START Supplied records

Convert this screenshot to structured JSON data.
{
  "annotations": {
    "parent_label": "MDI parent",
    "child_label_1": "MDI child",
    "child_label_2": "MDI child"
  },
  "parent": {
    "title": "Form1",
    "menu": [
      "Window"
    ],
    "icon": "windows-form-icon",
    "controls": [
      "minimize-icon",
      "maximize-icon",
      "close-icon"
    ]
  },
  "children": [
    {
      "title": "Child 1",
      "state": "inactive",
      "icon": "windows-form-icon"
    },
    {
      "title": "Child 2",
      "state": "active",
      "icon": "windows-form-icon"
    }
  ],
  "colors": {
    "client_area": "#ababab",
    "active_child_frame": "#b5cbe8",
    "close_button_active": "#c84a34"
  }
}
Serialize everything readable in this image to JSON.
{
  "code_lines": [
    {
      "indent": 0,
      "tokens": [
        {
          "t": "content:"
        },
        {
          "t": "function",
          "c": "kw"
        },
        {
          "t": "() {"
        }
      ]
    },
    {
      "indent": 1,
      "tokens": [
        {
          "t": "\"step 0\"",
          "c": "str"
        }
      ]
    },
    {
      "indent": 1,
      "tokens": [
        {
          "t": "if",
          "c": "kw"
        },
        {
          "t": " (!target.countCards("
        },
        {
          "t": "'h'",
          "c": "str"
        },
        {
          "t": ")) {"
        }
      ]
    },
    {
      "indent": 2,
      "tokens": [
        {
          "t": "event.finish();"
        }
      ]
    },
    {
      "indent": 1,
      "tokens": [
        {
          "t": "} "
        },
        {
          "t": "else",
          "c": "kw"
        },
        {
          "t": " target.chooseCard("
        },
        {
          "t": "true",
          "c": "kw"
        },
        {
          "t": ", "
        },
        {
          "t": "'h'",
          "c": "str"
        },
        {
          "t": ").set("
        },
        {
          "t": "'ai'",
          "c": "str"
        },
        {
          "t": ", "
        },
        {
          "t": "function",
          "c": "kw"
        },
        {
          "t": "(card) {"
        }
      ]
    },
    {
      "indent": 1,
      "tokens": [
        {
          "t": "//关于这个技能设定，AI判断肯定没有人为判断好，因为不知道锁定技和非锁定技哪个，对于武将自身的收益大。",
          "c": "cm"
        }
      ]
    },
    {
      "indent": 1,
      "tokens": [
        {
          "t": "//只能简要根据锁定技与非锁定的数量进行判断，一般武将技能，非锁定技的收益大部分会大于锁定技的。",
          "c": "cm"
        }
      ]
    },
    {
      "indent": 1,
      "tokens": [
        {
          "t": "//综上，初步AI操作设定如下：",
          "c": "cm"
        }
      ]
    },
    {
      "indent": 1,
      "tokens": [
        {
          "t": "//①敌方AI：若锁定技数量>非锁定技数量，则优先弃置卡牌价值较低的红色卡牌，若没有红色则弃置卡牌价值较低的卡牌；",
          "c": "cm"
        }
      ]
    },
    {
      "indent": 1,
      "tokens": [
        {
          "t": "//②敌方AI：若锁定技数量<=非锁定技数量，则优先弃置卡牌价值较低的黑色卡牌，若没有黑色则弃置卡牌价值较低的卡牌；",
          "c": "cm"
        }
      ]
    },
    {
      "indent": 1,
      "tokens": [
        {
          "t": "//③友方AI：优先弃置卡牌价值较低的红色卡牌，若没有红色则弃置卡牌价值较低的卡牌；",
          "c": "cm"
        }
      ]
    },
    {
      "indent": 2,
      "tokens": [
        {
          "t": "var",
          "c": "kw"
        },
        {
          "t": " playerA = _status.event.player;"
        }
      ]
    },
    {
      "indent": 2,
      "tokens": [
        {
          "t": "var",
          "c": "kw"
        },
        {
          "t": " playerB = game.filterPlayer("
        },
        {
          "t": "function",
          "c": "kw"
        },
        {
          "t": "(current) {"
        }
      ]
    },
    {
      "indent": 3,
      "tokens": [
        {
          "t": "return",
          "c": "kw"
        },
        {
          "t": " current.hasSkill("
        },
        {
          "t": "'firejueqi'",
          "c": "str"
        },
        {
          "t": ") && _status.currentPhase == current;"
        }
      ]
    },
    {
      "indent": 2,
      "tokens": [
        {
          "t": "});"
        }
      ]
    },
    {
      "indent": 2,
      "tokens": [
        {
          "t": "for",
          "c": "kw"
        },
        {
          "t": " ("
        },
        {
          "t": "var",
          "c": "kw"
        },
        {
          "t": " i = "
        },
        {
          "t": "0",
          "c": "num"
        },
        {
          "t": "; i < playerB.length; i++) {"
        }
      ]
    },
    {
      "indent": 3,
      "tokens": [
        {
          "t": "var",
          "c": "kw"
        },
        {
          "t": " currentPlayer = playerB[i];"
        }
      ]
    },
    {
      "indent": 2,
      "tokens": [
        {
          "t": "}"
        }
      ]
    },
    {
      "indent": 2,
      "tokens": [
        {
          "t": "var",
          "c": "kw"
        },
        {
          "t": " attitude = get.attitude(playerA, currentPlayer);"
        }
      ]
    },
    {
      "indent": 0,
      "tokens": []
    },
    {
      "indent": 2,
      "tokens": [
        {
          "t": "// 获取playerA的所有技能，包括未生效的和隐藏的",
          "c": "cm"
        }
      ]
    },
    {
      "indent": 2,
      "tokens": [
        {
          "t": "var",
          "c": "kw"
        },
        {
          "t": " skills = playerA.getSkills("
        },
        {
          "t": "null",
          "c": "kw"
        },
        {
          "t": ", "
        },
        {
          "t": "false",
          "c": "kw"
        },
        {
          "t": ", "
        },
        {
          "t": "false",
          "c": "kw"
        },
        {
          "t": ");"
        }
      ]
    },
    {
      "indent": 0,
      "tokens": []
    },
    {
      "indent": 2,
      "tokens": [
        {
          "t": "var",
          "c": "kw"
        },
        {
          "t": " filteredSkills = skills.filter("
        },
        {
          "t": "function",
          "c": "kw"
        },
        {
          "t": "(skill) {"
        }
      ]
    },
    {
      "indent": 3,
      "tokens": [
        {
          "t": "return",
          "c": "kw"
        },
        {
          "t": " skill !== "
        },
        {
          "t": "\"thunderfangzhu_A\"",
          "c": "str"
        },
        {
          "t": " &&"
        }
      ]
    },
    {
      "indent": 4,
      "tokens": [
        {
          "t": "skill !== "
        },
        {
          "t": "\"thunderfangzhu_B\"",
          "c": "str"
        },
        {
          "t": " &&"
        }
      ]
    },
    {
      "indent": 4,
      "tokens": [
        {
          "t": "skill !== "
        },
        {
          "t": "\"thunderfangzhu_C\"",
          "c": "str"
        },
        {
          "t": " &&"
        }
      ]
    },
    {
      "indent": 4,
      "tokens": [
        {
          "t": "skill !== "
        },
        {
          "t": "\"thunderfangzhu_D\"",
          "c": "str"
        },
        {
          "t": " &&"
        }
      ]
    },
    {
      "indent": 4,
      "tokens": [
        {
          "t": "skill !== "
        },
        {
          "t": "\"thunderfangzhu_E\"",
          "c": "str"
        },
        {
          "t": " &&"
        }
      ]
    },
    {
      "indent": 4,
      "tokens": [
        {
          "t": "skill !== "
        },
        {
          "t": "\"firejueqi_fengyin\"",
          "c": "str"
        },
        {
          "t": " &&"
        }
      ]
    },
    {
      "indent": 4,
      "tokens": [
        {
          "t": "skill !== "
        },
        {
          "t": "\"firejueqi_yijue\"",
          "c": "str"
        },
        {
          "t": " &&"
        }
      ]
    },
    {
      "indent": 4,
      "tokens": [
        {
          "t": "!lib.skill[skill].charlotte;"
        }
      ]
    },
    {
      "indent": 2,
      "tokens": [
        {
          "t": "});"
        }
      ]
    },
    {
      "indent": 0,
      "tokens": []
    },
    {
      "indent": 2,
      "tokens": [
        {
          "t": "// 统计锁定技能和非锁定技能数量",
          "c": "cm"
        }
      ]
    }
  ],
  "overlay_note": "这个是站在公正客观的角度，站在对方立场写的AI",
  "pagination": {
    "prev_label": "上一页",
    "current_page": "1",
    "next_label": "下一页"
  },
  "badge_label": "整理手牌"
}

END Supplied records

▶ [Directive]:
State, as a bare number, how many lines of the listing hold the word "JSON".

▶ [Task answer]:
2